| Directions for this task |
Rewrite the lines from the one holding "List UI elements" through the one holding "data-table: Factors Affecting", inclusive, with "pixel coordinates" changed to "pixel positions" and nothing else altered. Leave the pictures out of your answer.

| Available data |
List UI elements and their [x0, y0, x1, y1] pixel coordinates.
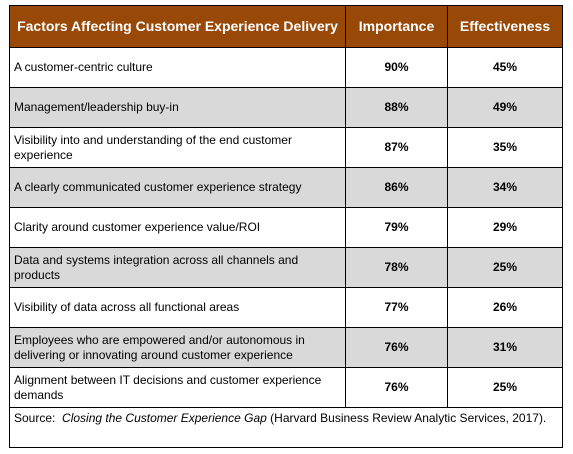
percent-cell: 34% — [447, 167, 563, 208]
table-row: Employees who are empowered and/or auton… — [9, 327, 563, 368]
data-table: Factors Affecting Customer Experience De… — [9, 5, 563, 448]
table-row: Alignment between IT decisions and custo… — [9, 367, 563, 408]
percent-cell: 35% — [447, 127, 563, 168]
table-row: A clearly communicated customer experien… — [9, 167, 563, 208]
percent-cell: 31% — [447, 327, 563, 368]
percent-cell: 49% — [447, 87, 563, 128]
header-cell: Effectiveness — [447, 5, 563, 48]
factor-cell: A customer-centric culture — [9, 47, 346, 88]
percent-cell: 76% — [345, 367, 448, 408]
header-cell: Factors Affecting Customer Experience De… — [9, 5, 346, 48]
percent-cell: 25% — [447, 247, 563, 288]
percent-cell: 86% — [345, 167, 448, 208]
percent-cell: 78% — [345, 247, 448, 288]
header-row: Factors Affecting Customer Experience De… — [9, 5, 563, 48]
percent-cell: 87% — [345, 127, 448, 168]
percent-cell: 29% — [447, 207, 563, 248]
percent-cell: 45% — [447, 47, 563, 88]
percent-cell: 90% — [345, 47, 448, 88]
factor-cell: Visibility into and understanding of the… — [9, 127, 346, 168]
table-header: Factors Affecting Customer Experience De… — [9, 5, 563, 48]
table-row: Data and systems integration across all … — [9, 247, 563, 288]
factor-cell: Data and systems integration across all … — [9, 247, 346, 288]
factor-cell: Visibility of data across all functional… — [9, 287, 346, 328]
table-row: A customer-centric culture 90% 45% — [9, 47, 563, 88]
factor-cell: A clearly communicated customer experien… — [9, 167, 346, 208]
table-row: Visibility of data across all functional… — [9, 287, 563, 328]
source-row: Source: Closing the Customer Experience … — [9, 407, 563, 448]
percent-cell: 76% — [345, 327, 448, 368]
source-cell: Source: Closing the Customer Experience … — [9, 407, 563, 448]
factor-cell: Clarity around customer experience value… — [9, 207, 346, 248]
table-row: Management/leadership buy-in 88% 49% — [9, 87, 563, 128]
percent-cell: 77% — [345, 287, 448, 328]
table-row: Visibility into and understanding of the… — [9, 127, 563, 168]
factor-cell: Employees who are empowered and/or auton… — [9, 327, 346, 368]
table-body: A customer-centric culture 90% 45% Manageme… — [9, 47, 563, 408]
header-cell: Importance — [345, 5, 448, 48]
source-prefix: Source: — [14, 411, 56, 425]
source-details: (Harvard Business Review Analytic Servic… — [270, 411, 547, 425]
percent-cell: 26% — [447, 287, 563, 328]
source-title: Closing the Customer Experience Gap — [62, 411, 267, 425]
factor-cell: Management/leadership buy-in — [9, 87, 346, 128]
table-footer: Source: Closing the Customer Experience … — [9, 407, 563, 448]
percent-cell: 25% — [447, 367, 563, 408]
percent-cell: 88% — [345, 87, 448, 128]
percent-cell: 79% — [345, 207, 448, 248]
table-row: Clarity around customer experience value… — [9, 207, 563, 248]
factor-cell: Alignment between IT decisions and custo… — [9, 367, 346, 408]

--

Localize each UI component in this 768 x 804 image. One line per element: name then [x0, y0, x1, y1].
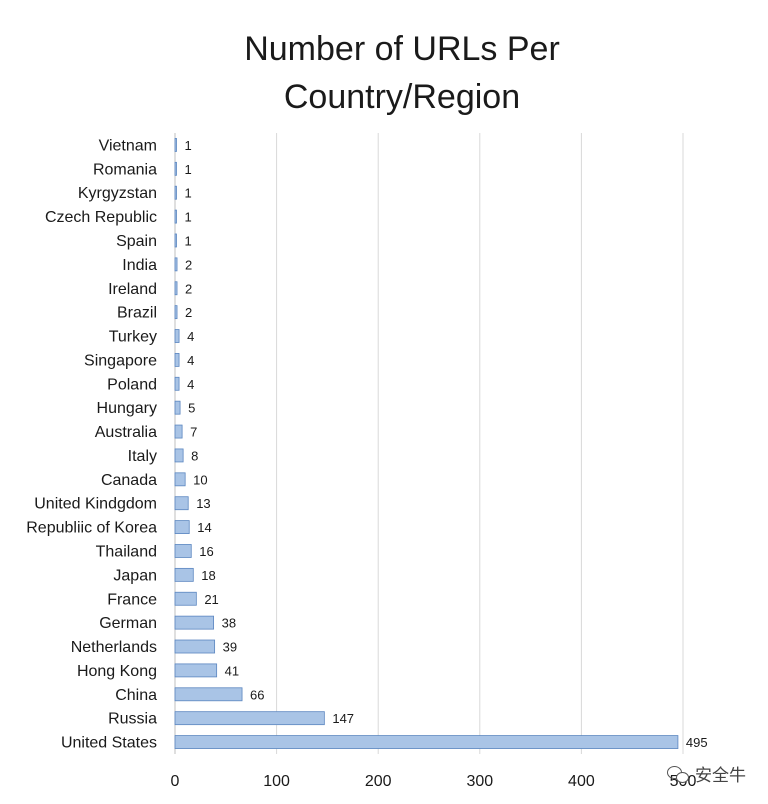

| The reply |
List UI elements and their [x0, y0, x1, y1] pixel positions.
percent-cell: 34% — [447, 167, 563, 208]
table-row: Employees who are empowered and/or auton… — [9, 327, 563, 368]
data-table: Factors Affecting Customer Experience De… — [9, 5, 563, 448]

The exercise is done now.